(Collected data)
-----

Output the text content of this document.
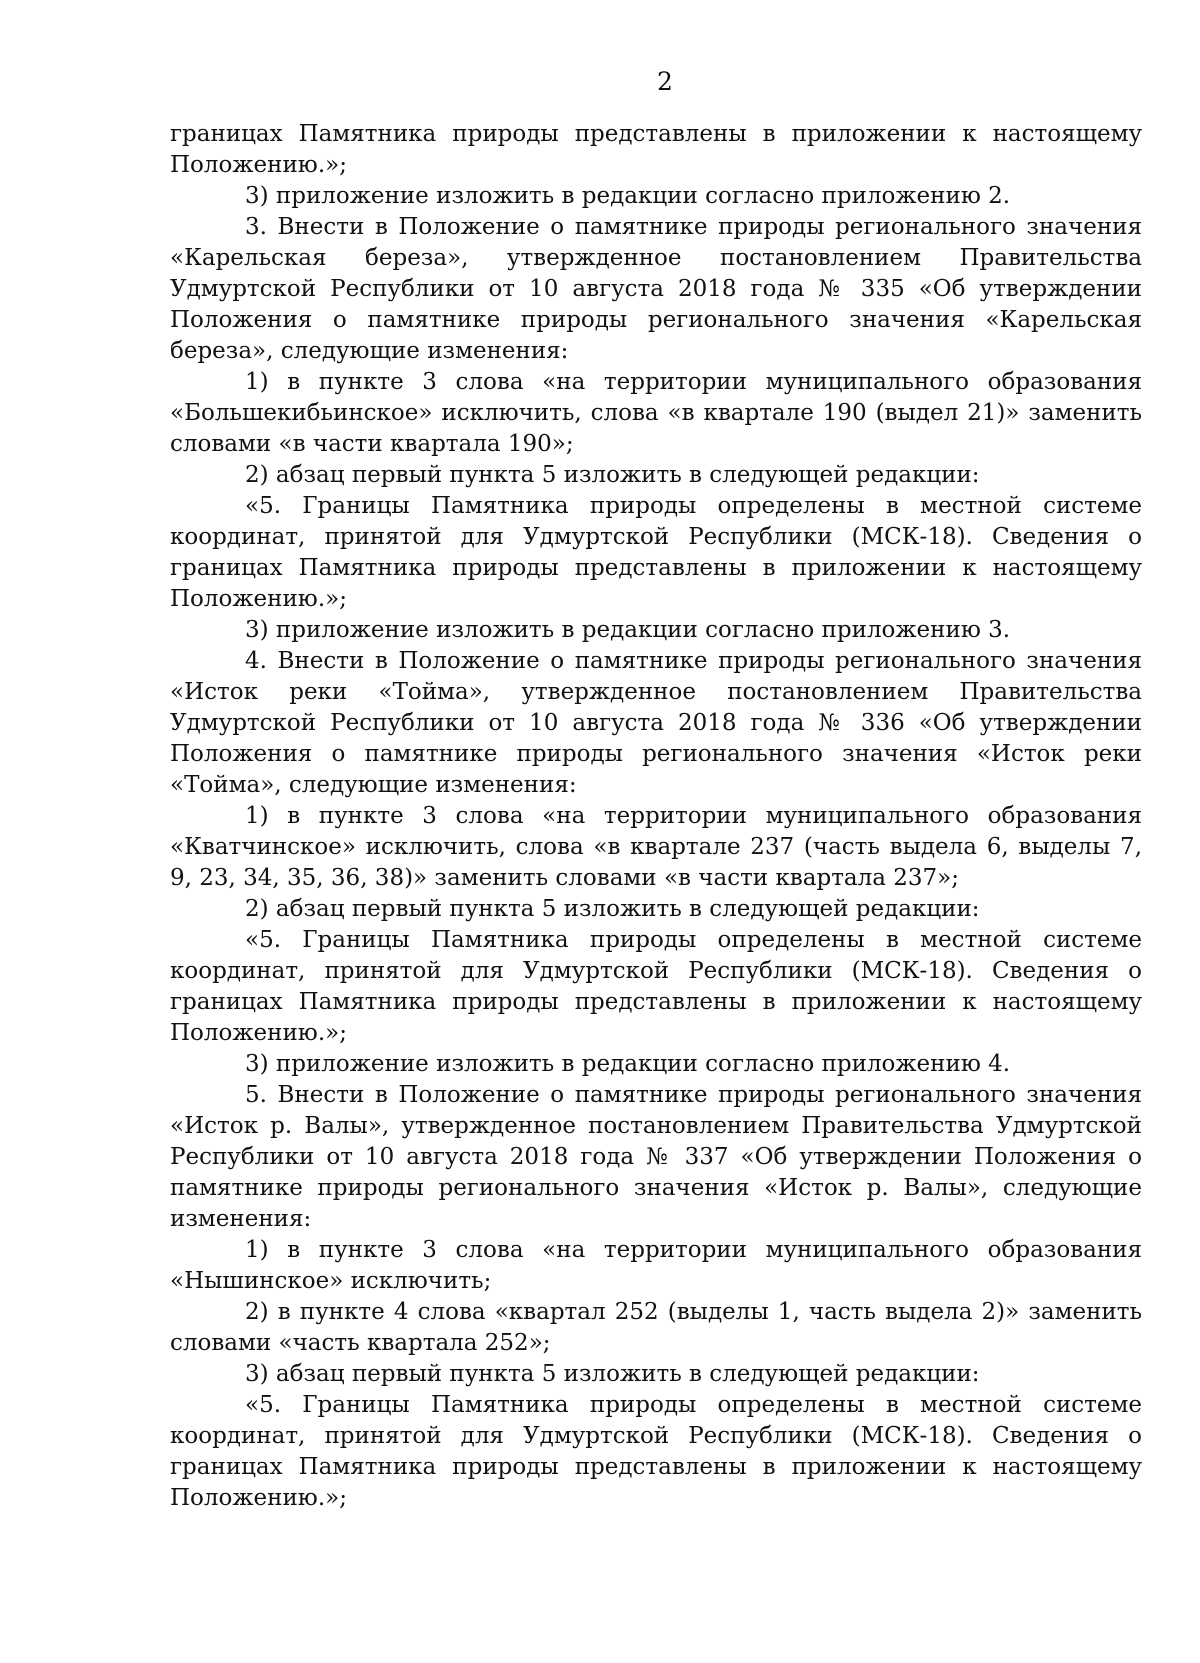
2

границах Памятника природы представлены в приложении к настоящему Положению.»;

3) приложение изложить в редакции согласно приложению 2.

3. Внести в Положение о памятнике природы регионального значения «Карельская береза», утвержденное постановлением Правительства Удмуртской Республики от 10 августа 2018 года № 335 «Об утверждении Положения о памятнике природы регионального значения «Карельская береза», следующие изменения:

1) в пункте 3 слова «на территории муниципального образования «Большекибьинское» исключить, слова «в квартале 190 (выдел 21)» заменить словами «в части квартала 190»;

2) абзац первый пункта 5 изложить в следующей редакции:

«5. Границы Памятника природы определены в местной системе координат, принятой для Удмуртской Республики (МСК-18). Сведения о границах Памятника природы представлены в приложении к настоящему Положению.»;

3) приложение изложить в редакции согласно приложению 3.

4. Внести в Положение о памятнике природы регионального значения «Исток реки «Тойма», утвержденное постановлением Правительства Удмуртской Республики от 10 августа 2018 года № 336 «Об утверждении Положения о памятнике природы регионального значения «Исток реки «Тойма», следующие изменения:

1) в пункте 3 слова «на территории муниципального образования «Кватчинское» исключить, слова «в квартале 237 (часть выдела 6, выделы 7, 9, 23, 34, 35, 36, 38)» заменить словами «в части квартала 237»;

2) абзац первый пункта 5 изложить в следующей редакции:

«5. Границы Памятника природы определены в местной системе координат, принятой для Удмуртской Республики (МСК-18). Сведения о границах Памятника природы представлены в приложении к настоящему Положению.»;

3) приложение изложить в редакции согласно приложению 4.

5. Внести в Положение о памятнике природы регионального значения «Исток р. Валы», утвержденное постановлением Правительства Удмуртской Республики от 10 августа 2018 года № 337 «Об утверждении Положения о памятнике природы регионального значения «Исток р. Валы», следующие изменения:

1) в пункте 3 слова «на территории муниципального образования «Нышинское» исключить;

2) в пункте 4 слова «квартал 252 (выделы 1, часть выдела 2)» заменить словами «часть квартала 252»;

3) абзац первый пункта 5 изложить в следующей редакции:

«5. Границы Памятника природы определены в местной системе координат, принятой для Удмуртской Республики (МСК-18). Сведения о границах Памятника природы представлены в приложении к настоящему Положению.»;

-----

Look for "слова" and pull out every line that has it.

(SOLUTION TO THIS EXERCISE):
1) в пункте 3 слова «на территории муниципального образования «Большекибьинское» исключить, слова «в квартале 190 (выдел 21)» заменить словами «в части квартала 190»;
1) в пункте 3 слова «на территории муниципального образования «Кватчинское» исключить, слова «в квартале 237 (часть выдела 6, выделы 7, 9, 23, 34, 35, 36, 38)» заменить словами «в части квартала 237»;
1) в пункте 3 слова «на территории муниципального образования «Нышинское» исключить;
2) в пункте 4 слова «квартал 252 (выделы 1, часть выдела 2)» заменить словами «часть квартала 252»;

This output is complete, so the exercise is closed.